++++ Information given

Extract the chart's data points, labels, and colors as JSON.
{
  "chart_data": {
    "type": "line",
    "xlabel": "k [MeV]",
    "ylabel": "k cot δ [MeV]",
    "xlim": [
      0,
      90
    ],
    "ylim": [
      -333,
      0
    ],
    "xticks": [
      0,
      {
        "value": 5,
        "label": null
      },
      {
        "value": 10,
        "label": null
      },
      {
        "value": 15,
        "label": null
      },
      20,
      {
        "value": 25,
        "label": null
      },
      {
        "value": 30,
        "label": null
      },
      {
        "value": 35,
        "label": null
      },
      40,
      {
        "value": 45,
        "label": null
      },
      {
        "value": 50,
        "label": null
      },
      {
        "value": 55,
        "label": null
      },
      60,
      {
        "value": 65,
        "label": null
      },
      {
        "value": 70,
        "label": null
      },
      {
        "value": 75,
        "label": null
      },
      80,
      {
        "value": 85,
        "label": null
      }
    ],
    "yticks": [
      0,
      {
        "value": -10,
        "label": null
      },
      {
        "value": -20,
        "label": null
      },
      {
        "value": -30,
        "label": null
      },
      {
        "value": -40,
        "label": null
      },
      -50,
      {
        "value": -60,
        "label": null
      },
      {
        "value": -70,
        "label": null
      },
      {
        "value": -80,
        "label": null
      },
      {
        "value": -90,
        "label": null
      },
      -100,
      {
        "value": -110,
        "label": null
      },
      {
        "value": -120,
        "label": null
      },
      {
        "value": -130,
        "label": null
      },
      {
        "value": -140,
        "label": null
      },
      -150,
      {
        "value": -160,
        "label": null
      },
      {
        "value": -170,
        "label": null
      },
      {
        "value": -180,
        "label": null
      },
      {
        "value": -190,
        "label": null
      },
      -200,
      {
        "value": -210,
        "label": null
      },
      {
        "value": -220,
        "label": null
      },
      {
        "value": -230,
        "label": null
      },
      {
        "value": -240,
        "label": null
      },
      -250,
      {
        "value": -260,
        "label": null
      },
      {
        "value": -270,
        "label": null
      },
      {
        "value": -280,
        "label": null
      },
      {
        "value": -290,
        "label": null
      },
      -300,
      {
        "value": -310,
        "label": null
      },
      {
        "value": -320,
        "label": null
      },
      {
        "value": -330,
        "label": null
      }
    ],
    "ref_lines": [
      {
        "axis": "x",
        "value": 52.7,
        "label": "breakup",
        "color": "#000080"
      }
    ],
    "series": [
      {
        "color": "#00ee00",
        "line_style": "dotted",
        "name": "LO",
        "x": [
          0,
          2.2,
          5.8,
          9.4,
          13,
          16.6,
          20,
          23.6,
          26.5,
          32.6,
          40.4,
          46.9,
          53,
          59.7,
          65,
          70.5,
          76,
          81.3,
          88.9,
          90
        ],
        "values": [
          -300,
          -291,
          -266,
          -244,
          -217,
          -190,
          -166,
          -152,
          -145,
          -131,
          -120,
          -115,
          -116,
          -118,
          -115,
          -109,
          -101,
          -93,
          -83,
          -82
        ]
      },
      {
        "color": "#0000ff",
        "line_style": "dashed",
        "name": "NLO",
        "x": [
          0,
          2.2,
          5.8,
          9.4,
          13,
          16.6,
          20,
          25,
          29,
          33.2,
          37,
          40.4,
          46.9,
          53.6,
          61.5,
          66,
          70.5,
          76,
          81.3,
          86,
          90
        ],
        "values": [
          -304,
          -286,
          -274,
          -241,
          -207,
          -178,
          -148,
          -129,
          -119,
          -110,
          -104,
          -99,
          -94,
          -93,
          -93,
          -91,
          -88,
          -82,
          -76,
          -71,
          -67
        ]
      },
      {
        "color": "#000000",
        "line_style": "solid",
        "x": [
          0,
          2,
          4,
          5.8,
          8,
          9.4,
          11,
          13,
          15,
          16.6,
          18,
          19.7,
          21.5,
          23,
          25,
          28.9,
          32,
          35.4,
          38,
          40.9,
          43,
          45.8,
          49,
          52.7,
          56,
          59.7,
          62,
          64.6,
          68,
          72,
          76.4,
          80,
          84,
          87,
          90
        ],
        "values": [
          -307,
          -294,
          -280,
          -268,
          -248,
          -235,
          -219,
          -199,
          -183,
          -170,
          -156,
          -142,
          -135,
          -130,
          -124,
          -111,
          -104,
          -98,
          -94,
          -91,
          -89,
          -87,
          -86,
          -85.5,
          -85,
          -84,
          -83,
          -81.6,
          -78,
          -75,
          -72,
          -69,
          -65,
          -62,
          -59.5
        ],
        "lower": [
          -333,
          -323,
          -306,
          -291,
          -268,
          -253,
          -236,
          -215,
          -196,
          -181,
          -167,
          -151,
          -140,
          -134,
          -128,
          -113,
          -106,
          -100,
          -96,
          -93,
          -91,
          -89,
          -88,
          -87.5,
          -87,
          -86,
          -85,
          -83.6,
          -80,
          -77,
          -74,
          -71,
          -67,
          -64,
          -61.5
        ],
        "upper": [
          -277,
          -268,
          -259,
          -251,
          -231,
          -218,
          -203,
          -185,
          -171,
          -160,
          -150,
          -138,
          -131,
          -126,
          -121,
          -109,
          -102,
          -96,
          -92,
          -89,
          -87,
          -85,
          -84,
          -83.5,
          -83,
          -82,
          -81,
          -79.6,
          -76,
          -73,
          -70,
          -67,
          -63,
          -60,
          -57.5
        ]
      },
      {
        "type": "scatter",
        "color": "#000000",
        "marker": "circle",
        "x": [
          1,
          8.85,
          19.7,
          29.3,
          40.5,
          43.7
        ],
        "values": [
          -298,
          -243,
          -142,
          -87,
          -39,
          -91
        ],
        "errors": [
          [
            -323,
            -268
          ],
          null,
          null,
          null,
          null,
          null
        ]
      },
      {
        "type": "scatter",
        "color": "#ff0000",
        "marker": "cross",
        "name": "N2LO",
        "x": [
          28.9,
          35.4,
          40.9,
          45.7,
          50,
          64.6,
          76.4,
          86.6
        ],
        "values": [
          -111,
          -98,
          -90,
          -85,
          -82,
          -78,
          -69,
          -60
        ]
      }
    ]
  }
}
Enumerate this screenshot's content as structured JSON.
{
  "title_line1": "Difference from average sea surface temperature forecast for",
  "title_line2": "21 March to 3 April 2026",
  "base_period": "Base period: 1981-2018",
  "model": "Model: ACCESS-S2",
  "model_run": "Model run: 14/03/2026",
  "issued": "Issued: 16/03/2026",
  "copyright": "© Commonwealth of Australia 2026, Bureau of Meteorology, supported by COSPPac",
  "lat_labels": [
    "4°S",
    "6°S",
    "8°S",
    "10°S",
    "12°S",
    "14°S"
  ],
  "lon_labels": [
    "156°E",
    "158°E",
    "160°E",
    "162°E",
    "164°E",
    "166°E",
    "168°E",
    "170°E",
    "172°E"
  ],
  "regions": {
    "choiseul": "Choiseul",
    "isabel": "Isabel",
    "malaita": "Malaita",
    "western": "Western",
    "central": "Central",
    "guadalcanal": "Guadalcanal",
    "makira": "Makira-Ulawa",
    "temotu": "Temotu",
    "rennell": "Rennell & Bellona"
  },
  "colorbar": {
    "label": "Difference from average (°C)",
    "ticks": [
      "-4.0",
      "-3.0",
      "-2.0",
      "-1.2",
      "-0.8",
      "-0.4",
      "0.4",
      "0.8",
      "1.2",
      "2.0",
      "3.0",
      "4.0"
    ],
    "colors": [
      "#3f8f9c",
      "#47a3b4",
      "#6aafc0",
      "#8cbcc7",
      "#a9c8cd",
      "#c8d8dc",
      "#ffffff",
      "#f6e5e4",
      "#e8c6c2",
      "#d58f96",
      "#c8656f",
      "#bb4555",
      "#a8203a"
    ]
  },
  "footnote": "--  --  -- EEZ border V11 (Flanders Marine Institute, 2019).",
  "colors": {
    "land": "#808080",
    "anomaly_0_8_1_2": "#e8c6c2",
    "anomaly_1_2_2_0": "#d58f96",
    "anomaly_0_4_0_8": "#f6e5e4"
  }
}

++++++++

» What is expected: Where a line holds the string "average", copy that line.

» The completed task:
  "title_line1": "Difference from average sea surface temperature forecast for",
    "label": "Difference from average (°C)",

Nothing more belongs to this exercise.